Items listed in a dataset
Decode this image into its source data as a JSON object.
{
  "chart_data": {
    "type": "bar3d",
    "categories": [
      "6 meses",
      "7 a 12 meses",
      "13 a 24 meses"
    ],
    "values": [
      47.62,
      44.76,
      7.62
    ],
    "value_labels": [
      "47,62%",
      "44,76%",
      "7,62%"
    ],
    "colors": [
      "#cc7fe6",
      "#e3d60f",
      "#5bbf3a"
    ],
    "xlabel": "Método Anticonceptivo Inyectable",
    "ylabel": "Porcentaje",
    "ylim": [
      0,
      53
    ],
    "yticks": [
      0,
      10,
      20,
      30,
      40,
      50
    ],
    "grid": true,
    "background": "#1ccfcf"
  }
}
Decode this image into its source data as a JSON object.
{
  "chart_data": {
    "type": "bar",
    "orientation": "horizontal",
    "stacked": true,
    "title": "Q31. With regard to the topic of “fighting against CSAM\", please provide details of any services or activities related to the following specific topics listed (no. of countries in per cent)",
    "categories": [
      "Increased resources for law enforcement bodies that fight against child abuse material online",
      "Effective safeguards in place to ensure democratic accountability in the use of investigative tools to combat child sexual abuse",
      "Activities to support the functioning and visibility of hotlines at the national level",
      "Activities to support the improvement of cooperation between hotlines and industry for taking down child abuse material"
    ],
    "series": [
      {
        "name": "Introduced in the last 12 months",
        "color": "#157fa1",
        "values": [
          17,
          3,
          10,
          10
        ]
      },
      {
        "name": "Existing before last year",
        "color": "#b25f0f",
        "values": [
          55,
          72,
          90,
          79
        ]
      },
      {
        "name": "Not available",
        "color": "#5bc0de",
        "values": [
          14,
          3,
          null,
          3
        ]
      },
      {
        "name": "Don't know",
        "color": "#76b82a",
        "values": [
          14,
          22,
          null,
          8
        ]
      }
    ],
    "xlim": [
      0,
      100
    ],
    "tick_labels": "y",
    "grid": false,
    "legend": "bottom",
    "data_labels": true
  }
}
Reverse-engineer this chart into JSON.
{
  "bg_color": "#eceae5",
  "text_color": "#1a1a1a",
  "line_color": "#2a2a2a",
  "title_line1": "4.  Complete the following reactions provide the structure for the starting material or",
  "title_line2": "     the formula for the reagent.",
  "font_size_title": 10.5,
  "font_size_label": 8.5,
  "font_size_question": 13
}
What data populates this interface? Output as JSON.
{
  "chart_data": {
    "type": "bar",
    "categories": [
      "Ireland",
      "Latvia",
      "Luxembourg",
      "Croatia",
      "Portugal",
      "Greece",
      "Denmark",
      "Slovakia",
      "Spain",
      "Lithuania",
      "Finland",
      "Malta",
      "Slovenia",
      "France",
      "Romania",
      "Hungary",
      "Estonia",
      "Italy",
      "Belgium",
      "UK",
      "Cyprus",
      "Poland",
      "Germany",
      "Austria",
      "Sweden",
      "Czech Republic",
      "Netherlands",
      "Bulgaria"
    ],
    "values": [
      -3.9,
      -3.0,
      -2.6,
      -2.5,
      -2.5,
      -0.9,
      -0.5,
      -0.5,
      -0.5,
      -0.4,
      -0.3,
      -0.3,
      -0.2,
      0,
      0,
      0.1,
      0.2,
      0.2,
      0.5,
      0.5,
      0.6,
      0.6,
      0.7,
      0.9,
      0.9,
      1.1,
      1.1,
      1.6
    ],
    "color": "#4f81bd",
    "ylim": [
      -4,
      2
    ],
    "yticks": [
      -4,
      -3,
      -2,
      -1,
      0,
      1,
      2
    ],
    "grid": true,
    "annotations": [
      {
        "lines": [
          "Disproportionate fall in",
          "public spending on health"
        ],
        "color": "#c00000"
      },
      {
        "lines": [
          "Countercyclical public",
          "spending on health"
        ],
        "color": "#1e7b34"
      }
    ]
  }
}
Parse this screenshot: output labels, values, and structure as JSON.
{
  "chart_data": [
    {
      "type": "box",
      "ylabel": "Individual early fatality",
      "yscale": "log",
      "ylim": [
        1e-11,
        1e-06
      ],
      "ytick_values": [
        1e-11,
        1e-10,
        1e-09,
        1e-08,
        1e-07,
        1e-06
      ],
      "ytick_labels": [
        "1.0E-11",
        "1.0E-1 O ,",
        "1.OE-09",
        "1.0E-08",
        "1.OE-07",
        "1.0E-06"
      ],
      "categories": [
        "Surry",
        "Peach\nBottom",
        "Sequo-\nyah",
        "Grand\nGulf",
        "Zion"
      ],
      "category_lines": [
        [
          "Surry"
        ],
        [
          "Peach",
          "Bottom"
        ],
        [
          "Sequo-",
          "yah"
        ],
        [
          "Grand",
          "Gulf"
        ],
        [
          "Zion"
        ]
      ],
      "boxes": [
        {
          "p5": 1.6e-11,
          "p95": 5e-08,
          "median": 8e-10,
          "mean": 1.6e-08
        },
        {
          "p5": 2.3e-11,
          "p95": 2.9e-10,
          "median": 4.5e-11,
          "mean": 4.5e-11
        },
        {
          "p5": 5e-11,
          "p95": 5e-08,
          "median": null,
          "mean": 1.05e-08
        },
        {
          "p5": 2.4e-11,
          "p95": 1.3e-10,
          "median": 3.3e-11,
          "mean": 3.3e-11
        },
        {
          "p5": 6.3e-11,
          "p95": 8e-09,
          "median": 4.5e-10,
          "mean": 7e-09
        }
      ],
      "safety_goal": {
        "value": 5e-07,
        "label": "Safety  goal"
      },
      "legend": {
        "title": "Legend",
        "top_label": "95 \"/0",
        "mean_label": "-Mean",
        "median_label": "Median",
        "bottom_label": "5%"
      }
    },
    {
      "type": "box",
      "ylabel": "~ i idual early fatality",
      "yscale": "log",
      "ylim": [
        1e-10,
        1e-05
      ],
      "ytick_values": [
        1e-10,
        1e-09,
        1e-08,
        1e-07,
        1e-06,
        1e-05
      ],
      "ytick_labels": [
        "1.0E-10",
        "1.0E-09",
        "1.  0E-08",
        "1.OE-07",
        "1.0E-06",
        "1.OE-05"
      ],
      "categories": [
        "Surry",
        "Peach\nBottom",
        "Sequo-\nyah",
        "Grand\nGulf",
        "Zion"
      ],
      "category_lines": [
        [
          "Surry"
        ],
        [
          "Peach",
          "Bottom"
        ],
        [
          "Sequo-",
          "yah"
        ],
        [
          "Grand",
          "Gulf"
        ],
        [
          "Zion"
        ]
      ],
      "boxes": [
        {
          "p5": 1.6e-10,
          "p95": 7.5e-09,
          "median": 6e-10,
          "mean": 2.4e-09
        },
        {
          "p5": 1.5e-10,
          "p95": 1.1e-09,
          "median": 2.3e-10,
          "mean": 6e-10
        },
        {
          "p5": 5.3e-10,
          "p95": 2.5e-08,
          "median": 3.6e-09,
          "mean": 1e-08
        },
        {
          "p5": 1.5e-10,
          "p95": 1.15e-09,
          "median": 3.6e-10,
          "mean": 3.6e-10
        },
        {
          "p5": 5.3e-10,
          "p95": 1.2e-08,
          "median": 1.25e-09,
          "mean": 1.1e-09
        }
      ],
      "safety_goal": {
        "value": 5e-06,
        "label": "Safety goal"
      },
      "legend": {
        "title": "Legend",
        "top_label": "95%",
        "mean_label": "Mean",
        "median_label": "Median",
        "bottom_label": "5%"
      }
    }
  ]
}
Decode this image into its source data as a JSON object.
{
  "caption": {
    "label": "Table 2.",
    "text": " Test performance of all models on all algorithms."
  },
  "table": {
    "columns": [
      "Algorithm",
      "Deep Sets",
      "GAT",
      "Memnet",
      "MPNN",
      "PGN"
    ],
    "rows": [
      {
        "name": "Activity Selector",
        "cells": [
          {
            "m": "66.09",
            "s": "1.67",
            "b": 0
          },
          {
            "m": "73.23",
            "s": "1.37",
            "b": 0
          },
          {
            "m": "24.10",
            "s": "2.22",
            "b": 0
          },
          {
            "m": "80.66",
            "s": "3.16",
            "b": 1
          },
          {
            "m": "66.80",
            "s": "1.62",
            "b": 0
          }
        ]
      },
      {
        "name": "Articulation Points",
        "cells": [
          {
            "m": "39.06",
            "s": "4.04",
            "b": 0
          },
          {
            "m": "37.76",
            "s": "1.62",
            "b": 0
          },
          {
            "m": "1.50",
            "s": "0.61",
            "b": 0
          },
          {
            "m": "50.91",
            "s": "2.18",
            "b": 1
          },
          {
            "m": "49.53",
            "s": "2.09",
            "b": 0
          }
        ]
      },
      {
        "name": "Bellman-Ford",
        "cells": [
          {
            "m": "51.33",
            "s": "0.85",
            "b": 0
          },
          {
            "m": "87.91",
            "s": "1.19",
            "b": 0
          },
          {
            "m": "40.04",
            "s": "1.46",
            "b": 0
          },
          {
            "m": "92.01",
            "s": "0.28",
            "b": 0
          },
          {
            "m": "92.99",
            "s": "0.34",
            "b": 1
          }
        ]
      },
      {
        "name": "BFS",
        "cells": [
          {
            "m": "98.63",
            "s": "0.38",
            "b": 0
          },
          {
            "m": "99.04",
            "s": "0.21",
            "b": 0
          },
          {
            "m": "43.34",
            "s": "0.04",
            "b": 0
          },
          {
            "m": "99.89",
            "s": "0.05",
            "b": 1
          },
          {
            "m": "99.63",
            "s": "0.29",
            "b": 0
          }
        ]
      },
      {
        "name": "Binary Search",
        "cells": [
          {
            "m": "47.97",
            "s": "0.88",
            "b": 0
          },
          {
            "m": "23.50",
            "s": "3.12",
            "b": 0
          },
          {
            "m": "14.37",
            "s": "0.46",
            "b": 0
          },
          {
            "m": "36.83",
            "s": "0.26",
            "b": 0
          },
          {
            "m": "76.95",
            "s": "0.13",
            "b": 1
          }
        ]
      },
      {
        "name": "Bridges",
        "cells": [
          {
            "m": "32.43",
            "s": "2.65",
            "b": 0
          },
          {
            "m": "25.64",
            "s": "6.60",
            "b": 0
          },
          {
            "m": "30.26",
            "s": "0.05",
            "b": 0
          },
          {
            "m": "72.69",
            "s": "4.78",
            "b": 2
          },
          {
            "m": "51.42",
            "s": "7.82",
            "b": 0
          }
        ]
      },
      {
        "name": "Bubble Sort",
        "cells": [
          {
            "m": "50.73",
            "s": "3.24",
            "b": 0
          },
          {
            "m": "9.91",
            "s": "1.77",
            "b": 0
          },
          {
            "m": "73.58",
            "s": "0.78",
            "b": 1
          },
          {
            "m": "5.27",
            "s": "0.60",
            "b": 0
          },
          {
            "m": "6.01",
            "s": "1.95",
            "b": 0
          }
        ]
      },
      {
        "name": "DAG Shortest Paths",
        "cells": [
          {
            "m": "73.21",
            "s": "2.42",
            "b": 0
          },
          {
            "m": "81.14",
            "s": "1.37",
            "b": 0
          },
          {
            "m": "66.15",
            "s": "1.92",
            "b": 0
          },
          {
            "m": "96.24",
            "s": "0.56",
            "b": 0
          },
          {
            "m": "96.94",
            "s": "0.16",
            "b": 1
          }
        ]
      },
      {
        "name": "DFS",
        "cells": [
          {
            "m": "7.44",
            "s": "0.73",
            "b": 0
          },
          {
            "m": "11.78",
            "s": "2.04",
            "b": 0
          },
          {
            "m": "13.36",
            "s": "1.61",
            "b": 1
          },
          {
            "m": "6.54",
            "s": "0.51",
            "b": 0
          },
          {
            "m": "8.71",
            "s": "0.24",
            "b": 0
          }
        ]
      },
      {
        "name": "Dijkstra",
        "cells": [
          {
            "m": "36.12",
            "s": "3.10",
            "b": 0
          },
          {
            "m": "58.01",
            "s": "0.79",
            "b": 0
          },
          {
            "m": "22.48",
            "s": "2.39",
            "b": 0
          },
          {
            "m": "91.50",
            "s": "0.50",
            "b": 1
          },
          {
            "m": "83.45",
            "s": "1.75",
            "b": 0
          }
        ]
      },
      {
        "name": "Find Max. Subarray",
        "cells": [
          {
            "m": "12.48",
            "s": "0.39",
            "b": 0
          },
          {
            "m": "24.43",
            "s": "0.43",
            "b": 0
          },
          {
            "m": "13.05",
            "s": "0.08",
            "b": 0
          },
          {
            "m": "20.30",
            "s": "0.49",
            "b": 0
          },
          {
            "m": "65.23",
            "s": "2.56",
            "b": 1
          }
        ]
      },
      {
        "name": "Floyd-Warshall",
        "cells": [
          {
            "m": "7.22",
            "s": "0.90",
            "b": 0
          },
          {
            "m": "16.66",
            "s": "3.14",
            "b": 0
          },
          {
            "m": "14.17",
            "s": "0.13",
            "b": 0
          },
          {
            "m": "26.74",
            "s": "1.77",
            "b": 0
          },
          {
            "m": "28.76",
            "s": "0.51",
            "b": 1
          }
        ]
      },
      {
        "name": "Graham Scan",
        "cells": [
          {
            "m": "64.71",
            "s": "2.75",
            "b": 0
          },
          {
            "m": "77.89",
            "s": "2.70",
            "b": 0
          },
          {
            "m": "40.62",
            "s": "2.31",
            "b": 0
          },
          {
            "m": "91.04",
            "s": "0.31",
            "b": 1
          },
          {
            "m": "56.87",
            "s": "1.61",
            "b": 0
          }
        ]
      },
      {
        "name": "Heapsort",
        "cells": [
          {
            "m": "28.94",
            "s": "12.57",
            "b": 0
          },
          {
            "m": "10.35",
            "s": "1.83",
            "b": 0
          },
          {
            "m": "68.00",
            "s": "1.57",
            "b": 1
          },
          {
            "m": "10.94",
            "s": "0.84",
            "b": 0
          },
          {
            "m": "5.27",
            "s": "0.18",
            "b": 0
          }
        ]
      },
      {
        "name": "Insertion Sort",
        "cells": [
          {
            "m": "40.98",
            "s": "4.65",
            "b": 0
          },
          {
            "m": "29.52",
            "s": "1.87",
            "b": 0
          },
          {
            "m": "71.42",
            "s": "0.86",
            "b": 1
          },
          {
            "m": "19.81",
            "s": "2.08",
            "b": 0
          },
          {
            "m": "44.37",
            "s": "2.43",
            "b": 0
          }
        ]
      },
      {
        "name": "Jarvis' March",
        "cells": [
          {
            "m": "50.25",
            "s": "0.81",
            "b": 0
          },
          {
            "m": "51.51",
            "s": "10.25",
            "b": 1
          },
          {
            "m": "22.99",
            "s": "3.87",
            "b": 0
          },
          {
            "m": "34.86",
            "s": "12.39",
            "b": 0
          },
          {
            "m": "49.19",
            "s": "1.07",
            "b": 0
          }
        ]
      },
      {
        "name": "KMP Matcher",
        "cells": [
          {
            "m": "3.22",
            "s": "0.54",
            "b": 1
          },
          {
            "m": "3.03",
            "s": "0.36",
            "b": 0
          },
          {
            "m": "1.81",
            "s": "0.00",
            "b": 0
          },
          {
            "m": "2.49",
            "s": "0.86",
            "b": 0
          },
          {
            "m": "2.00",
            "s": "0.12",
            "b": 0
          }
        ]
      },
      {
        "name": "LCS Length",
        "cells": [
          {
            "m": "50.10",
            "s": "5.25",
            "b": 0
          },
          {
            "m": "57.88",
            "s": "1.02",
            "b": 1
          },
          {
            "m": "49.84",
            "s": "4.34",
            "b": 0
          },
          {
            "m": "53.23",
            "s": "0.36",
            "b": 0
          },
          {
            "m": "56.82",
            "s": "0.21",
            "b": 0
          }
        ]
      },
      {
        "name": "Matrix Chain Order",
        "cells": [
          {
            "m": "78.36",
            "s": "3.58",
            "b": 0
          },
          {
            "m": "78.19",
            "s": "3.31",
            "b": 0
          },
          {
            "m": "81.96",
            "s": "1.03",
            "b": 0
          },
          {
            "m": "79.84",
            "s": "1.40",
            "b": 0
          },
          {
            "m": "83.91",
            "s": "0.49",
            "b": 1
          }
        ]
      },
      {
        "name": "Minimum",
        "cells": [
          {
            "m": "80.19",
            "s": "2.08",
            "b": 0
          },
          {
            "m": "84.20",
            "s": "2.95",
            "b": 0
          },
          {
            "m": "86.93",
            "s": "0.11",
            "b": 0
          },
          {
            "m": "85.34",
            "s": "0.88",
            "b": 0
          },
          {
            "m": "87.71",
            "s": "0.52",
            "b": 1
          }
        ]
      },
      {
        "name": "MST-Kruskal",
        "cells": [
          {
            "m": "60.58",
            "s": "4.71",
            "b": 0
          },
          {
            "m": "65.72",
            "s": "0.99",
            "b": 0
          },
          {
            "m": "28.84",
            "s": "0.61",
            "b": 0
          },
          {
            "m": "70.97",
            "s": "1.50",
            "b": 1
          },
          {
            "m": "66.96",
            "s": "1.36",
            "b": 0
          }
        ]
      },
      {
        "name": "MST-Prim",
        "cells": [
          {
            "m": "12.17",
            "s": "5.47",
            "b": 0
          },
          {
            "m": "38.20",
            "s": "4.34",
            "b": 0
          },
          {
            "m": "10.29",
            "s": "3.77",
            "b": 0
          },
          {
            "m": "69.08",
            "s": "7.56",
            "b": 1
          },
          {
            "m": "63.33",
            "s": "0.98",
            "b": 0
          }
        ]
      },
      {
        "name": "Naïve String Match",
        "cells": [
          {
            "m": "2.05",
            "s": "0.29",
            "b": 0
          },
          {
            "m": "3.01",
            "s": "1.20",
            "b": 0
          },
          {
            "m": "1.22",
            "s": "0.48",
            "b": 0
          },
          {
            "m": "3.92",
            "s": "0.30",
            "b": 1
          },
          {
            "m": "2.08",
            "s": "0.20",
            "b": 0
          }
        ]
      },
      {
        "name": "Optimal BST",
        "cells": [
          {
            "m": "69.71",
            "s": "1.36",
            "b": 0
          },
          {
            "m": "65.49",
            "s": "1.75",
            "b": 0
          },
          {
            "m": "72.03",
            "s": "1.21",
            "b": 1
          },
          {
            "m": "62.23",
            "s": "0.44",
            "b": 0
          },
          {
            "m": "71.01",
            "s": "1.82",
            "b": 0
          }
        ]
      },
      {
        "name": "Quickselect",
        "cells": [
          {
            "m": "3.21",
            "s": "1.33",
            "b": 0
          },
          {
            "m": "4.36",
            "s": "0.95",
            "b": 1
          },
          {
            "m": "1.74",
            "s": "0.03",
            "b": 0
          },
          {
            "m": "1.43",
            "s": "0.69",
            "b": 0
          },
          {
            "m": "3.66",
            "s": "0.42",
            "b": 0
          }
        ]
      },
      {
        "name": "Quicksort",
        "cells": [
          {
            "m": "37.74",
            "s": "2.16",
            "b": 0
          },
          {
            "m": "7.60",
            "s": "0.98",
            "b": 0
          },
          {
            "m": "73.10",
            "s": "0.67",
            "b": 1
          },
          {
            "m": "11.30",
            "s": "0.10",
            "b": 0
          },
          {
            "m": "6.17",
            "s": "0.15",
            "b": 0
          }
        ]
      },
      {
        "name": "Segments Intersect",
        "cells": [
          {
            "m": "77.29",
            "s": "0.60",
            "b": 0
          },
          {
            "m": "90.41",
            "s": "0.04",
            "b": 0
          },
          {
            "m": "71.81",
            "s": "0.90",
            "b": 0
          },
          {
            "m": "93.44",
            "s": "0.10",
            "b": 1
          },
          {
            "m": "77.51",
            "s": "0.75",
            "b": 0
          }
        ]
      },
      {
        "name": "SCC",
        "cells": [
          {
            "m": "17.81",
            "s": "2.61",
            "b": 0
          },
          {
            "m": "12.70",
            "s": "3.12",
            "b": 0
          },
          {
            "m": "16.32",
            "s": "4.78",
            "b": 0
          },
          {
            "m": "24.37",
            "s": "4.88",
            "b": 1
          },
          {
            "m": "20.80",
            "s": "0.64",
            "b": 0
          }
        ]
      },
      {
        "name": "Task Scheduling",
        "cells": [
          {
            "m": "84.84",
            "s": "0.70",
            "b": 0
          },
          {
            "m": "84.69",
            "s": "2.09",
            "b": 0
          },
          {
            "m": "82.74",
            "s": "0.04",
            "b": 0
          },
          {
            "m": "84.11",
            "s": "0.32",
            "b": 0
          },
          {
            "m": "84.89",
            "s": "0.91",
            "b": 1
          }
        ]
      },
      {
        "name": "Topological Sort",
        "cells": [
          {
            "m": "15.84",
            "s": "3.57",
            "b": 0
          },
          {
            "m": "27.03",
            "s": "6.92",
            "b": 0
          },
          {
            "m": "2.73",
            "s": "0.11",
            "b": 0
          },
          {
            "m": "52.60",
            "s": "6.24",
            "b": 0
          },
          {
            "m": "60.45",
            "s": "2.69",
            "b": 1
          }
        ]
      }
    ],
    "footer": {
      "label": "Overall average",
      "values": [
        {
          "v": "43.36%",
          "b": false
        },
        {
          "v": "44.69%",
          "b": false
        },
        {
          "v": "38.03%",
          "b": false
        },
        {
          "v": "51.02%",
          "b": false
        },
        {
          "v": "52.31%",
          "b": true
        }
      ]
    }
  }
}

WHAT IS REQUIRED
Copy out every line in the listing where the word "ylabel" appears.

SOLUTION
    "ylabel": "Porcentaje",
      "ylabel": "Individual early fatality",
      "ylabel": "~ i idual early fatality",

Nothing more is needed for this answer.